* START Records supplied *

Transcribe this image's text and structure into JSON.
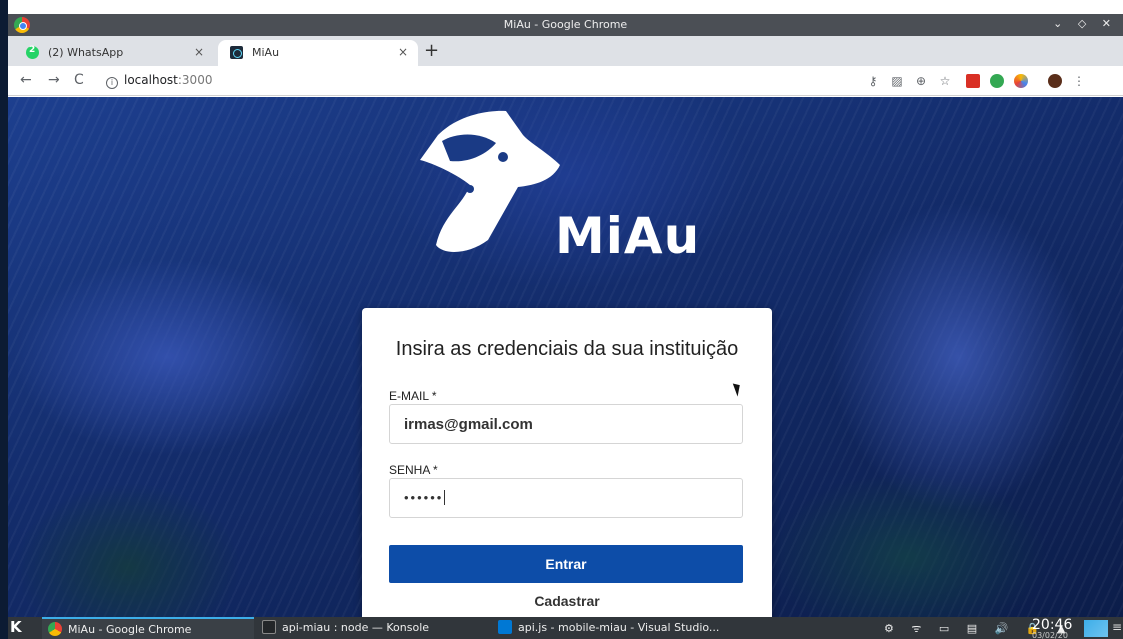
{
  "window": {
    "title": "MiAu - Google Chrome",
    "controls": "⌄ ◇ ✕"
  },
  "browser": {
    "tabs": [
      {
        "label": "(2) WhatsApp",
        "active": false,
        "icon": "whatsapp-icon"
      },
      {
        "label": "MiAu",
        "active": true,
        "icon": "react-icon"
      }
    ],
    "tab_close": "×",
    "new_tab": "+",
    "nav": {
      "back": "←",
      "forward": "→",
      "reload": "C"
    },
    "url_info": "i",
    "url_host": "localhost",
    "url_port": ":3000",
    "extension_icons": [
      "key-icon",
      "translate-icon",
      "zoom-icon",
      "bookmark-star-icon",
      "ext-red-icon",
      "ext-green-icon",
      "ext-colorful-icon",
      "profile-avatar-icon",
      "menu-dots-icon"
    ]
  },
  "page": {
    "logo_text": "MiAu",
    "card_title": "Insira as credenciais da sua instituição",
    "email_label": "E-MAIL *",
    "email_value": "irmas@gmail.com",
    "password_label": "SENHA *",
    "password_value": "••••••",
    "submit_label": "Entrar",
    "register_label": "Cadastrar",
    "accent_color": "#0d4da8"
  },
  "taskbar": {
    "start_label": "K",
    "tasks": [
      {
        "label": "MiAu - Google Chrome",
        "icon": "chrome-icon",
        "active": true
      },
      {
        "label": "api-miau : node — Konsole",
        "icon": "konsole-icon",
        "active": false
      },
      {
        "label": "api.js - mobile-miau - Visual Studio...",
        "icon": "vscode-icon",
        "active": false
      }
    ],
    "tray": "⚙ ᯤ ▭ ▤ 🔊 🔒 ▲",
    "clock": "20:46",
    "date": "03/02/20"
  }
}
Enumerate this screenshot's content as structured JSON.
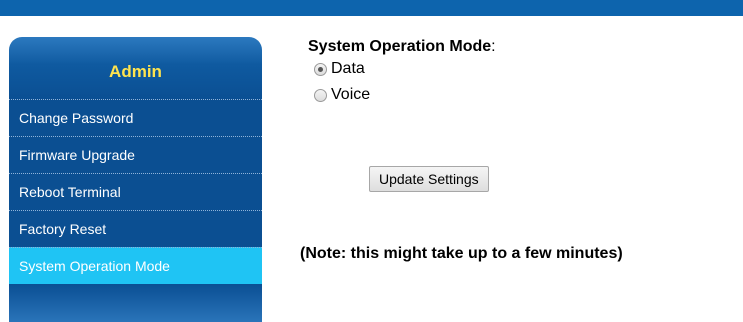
{
  "sidebar": {
    "title": "Admin",
    "items": [
      {
        "label": "Change Password"
      },
      {
        "label": "Firmware Upgrade"
      },
      {
        "label": "Reboot Terminal"
      },
      {
        "label": "Factory Reset"
      },
      {
        "label": "System Operation Mode",
        "active": true
      }
    ]
  },
  "main": {
    "heading": "System Operation Mode",
    "heading_colon": ":",
    "options": [
      {
        "label": "Data",
        "selected": true
      },
      {
        "label": "Voice",
        "selected": false
      }
    ],
    "update_button_label": "Update Settings",
    "note": "(Note: this might take up to a few minutes)"
  },
  "colors": {
    "top_bar": "#0d64ad",
    "sidebar_bg": "#0b4f92",
    "sidebar_active": "#1fc4f4",
    "sidebar_title": "#ffe34d"
  }
}
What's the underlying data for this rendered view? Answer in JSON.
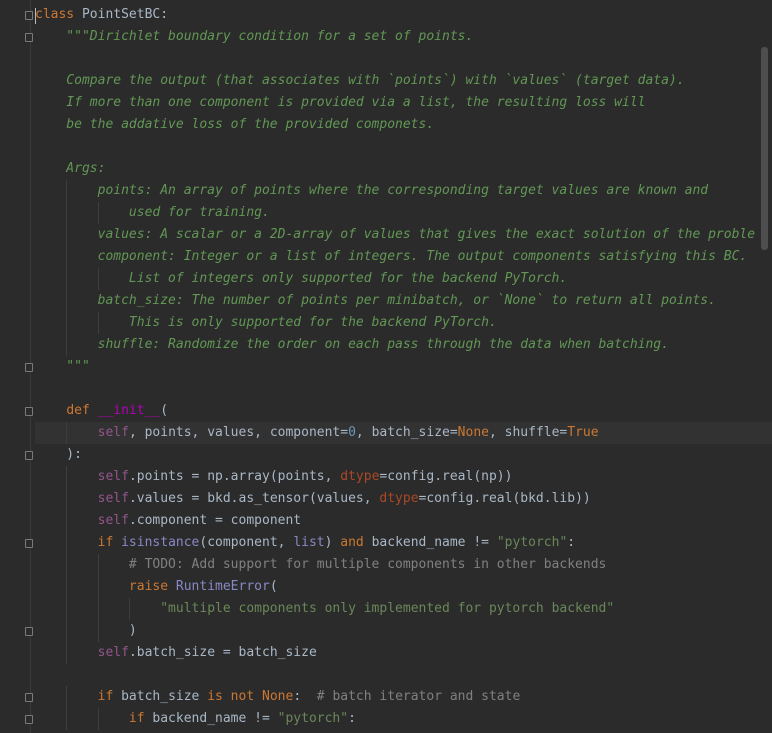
{
  "lines": [
    [
      {
        "t": "class",
        "c": "kw"
      },
      {
        "t": " PointSetBC:",
        "c": ""
      }
    ],
    [
      {
        "t": "    \"\"\"Dirichlet boundary condition for a set of points.",
        "c": "doc"
      }
    ],
    [],
    [
      {
        "t": "    Compare the output (that associates with `points`) with `values` (target data).",
        "c": "doc"
      }
    ],
    [
      {
        "t": "    If more than one component is provided via a list, the resulting loss will",
        "c": "doc"
      }
    ],
    [
      {
        "t": "    be the addative loss of the provided componets.",
        "c": "doc"
      }
    ],
    [],
    [
      {
        "t": "    Args:",
        "c": "doc"
      }
    ],
    [
      {
        "t": "        points: An array of points where the corresponding target values are known and",
        "c": "doc"
      }
    ],
    [
      {
        "t": "            used for training.",
        "c": "doc"
      }
    ],
    [
      {
        "t": "        values: A scalar or a 2D-array of values that gives the exact solution of the proble",
        "c": "doc"
      }
    ],
    [
      {
        "t": "        component: Integer or a list of integers. The output components satisfying this BC.",
        "c": "doc"
      }
    ],
    [
      {
        "t": "            List of integers only supported for the backend PyTorch.",
        "c": "doc"
      }
    ],
    [
      {
        "t": "        batch_size: The number of points per minibatch, or `None` to return all points.",
        "c": "doc"
      }
    ],
    [
      {
        "t": "            This is only supported for the backend PyTorch.",
        "c": "doc"
      }
    ],
    [
      {
        "t": "        shuffle: Randomize the order on each pass through the data when batching.",
        "c": "doc"
      }
    ],
    [
      {
        "t": "    \"\"\"",
        "c": "doc"
      }
    ],
    [],
    [
      {
        "t": "    ",
        "c": ""
      },
      {
        "t": "def",
        "c": "kw"
      },
      {
        "t": " ",
        "c": ""
      },
      {
        "t": "__init__",
        "c": "magic"
      },
      {
        "t": "(",
        "c": ""
      }
    ],
    [
      {
        "t": "        ",
        "c": ""
      },
      {
        "t": "self",
        "c": "self"
      },
      {
        "t": ", points, values, component=",
        "c": ""
      },
      {
        "t": "0",
        "c": "num"
      },
      {
        "t": ", batch_size=",
        "c": ""
      },
      {
        "t": "None",
        "c": "kw"
      },
      {
        "t": ", shuffle=",
        "c": ""
      },
      {
        "t": "True",
        "c": "kw"
      }
    ],
    [
      {
        "t": "    ):",
        "c": ""
      }
    ],
    [
      {
        "t": "        ",
        "c": ""
      },
      {
        "t": "self",
        "c": "self"
      },
      {
        "t": ".points = np.array(points, ",
        "c": ""
      },
      {
        "t": "dtype",
        "c": "param"
      },
      {
        "t": "=config.real(np))",
        "c": ""
      }
    ],
    [
      {
        "t": "        ",
        "c": ""
      },
      {
        "t": "self",
        "c": "self"
      },
      {
        "t": ".values = bkd.as_tensor(values, ",
        "c": ""
      },
      {
        "t": "dtype",
        "c": "param"
      },
      {
        "t": "=config.real(bkd.lib))",
        "c": ""
      }
    ],
    [
      {
        "t": "        ",
        "c": ""
      },
      {
        "t": "self",
        "c": "self"
      },
      {
        "t": ".component = component",
        "c": ""
      }
    ],
    [
      {
        "t": "        ",
        "c": ""
      },
      {
        "t": "if",
        "c": "kw"
      },
      {
        "t": " ",
        "c": ""
      },
      {
        "t": "isinstance",
        "c": "builtin"
      },
      {
        "t": "(component, ",
        "c": ""
      },
      {
        "t": "list",
        "c": "builtin"
      },
      {
        "t": ") ",
        "c": ""
      },
      {
        "t": "and",
        "c": "kw"
      },
      {
        "t": " backend_name != ",
        "c": ""
      },
      {
        "t": "\"pytorch\"",
        "c": "str"
      },
      {
        "t": ":",
        "c": ""
      }
    ],
    [
      {
        "t": "            ",
        "c": ""
      },
      {
        "t": "# TODO: Add support for multiple components in other backends",
        "c": "cmt"
      }
    ],
    [
      {
        "t": "            ",
        "c": ""
      },
      {
        "t": "raise",
        "c": "kw"
      },
      {
        "t": " ",
        "c": ""
      },
      {
        "t": "RuntimeError",
        "c": "builtin"
      },
      {
        "t": "(",
        "c": ""
      }
    ],
    [
      {
        "t": "                ",
        "c": ""
      },
      {
        "t": "\"multiple components only implemented for pytorch backend\"",
        "c": "str"
      }
    ],
    [
      {
        "t": "            )",
        "c": ""
      }
    ],
    [
      {
        "t": "        ",
        "c": ""
      },
      {
        "t": "self",
        "c": "self"
      },
      {
        "t": ".batch_size = batch_size",
        "c": ""
      }
    ],
    [],
    [
      {
        "t": "        ",
        "c": ""
      },
      {
        "t": "if",
        "c": "kw"
      },
      {
        "t": " batch_size ",
        "c": ""
      },
      {
        "t": "is not",
        "c": "kw"
      },
      {
        "t": " ",
        "c": ""
      },
      {
        "t": "None",
        "c": "kw"
      },
      {
        "t": ":  ",
        "c": ""
      },
      {
        "t": "# batch iterator and state",
        "c": "cmt"
      }
    ],
    [
      {
        "t": "            ",
        "c": ""
      },
      {
        "t": "if",
        "c": "kw"
      },
      {
        "t": " backend_name != ",
        "c": ""
      },
      {
        "t": "\"pytorch\"",
        "c": "str"
      },
      {
        "t": ":",
        "c": ""
      }
    ]
  ],
  "current_line": 19,
  "fold_markers": [
    0,
    1,
    16,
    18,
    20,
    24,
    28,
    31,
    32
  ]
}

* END Records supplied *

To be done - Check the data for the word "Operation" and pull out the lines that have it.

Response to this exercise -
        "label": "System Operation Mode",
    "heading": "System Operation Mode",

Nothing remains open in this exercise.